<<<<
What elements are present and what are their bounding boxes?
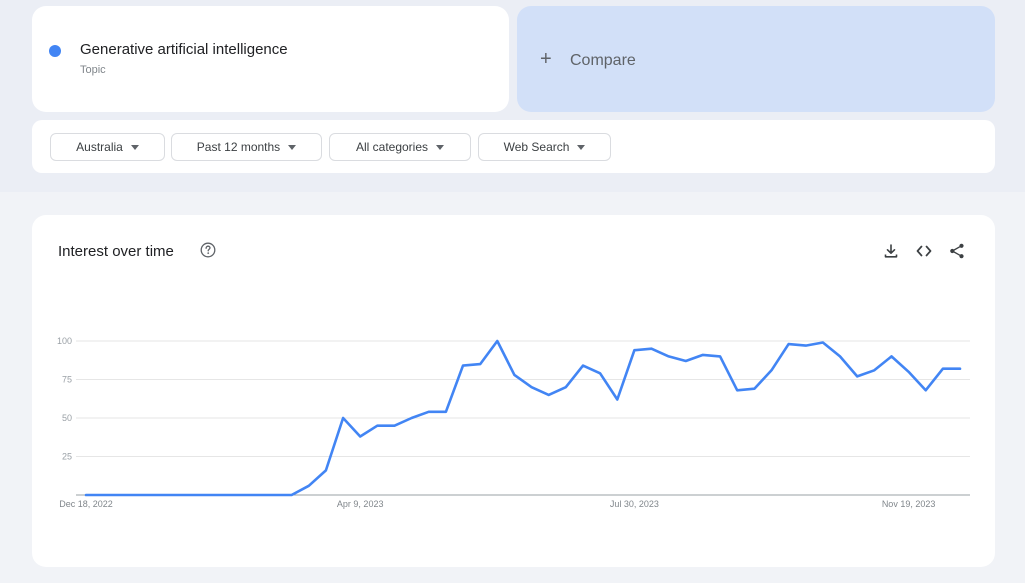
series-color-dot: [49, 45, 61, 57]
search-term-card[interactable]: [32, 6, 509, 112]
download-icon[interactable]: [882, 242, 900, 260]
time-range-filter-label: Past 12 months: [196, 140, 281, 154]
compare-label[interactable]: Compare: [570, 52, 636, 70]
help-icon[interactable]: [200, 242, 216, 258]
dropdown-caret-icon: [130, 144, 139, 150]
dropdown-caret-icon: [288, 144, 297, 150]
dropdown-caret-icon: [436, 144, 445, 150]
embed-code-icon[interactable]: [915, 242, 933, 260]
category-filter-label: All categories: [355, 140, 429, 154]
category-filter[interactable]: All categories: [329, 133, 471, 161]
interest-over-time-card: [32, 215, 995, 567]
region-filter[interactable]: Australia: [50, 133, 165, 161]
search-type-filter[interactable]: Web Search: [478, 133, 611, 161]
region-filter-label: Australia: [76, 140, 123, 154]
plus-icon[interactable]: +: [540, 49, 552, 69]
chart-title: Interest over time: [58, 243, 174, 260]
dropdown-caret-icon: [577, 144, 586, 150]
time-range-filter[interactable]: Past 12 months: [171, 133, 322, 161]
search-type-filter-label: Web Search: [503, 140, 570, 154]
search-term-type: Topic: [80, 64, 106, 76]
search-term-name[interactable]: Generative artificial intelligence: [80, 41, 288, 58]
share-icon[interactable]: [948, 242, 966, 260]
>>>>
*What to work on*
Could you repeat the lines above word for word, leaving out the picture?

*Reply*
What elements are present and what are their bounding boxes?
series-color-dot: [49, 45, 61, 57]
search-term-card[interactable]: [32, 6, 509, 112]
download-icon[interactable]: [882, 242, 900, 260]
time-range-filter-label: Past 12 months: [196, 140, 281, 154]
compare-label[interactable]: Compare: [570, 52, 636, 70]
help-icon[interactable]: [200, 242, 216, 258]
dropdown-caret-icon: [130, 144, 139, 150]
dropdown-caret-icon: [288, 144, 297, 150]
dropdown-caret-icon: [436, 144, 445, 150]
embed-code-icon[interactable]: [915, 242, 933, 260]
category-filter-label: All categories: [355, 140, 429, 154]
category-filter[interactable]: All categories: [329, 133, 471, 161]
interest-over-time-card: [32, 215, 995, 567]
region-filter[interactable]: Australia: [50, 133, 165, 161]
search-type-filter[interactable]: Web Search: [478, 133, 611, 161]
region-filter-label: Australia: [76, 140, 123, 154]
plus-icon[interactable]: +: [540, 49, 552, 69]
chart-title: Interest over time: [58, 243, 174, 260]
dropdown-caret-icon: [577, 144, 586, 150]
time-range-filter[interactable]: Past 12 months: [171, 133, 322, 161]
search-type-filter-label: Web Search: [503, 140, 570, 154]
search-term-type: Topic: [80, 64, 106, 76]
search-term-name[interactable]: Generative artificial intelligence: [80, 41, 288, 58]
share-icon[interactable]: [948, 242, 966, 260]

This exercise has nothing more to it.